*** DATASET EXCERPTS ***

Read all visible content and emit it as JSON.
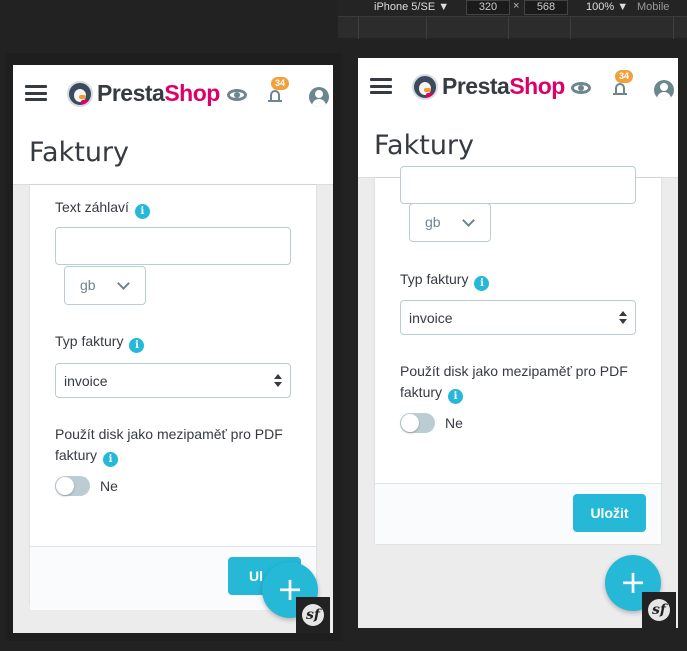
{
  "devtools": {
    "device": "iPhone 5/SE",
    "device_caret": "▼",
    "width": "320",
    "times": "×",
    "height": "568",
    "zoom": "100%",
    "zoom_caret": "▼",
    "mode": "Mobile"
  },
  "app": {
    "logo_part1": "Presta",
    "logo_part2": "Shop",
    "notifications_count": "34",
    "page_title": "Faktury"
  },
  "form": {
    "header_text_label": "Text záhlaví",
    "info_glyph": "i",
    "language": "gb",
    "invoice_type_label": "Typ faktury",
    "invoice_type_value": "invoice",
    "disk_cache_label": "Použít disk jako mezipaměť pro PDF faktury",
    "disk_cache_value": "Ne",
    "save_label": "Uložit",
    "save_label_clipped": "Ul"
  },
  "fab_glyph": "+",
  "symfony_glyph": "sf",
  "colors": {
    "accent": "#25b9d7",
    "brand_pink": "#df0067",
    "badge": "#f2a03c",
    "text": "#363a41"
  }
}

***

> _WHAT NEEDS TO BE DONE_:
Go through the listing above and write it out again exactly, dropping the pictures.

> _OUTPUT BELOW_:
Read all visible content and emit it as JSON.
{
  "devtools": {
    "device": "iPhone 5/SE",
    "device_caret": "▼",
    "width": "320",
    "times": "×",
    "height": "568",
    "zoom": "100%",
    "zoom_caret": "▼",
    "mode": "Mobile"
  },
  "app": {
    "logo_part1": "Presta",
    "logo_part2": "Shop",
    "notifications_count": "34",
    "page_title": "Faktury"
  },
  "form": {
    "header_text_label": "Text záhlaví",
    "info_glyph": "i",
    "language": "gb",
    "invoice_type_label": "Typ faktury",
    "invoice_type_value": "invoice",
    "disk_cache_label": "Použít disk jako mezipaměť pro PDF faktury",
    "disk_cache_value": "Ne",
    "save_label": "Uložit",
    "save_label_clipped": "Ul"
  },
  "fab_glyph": "+",
  "symfony_glyph": "sf",
  "colors": {
    "accent": "#25b9d7",
    "brand_pink": "#df0067",
    "badge": "#f2a03c",
    "text": "#363a41"
  }
}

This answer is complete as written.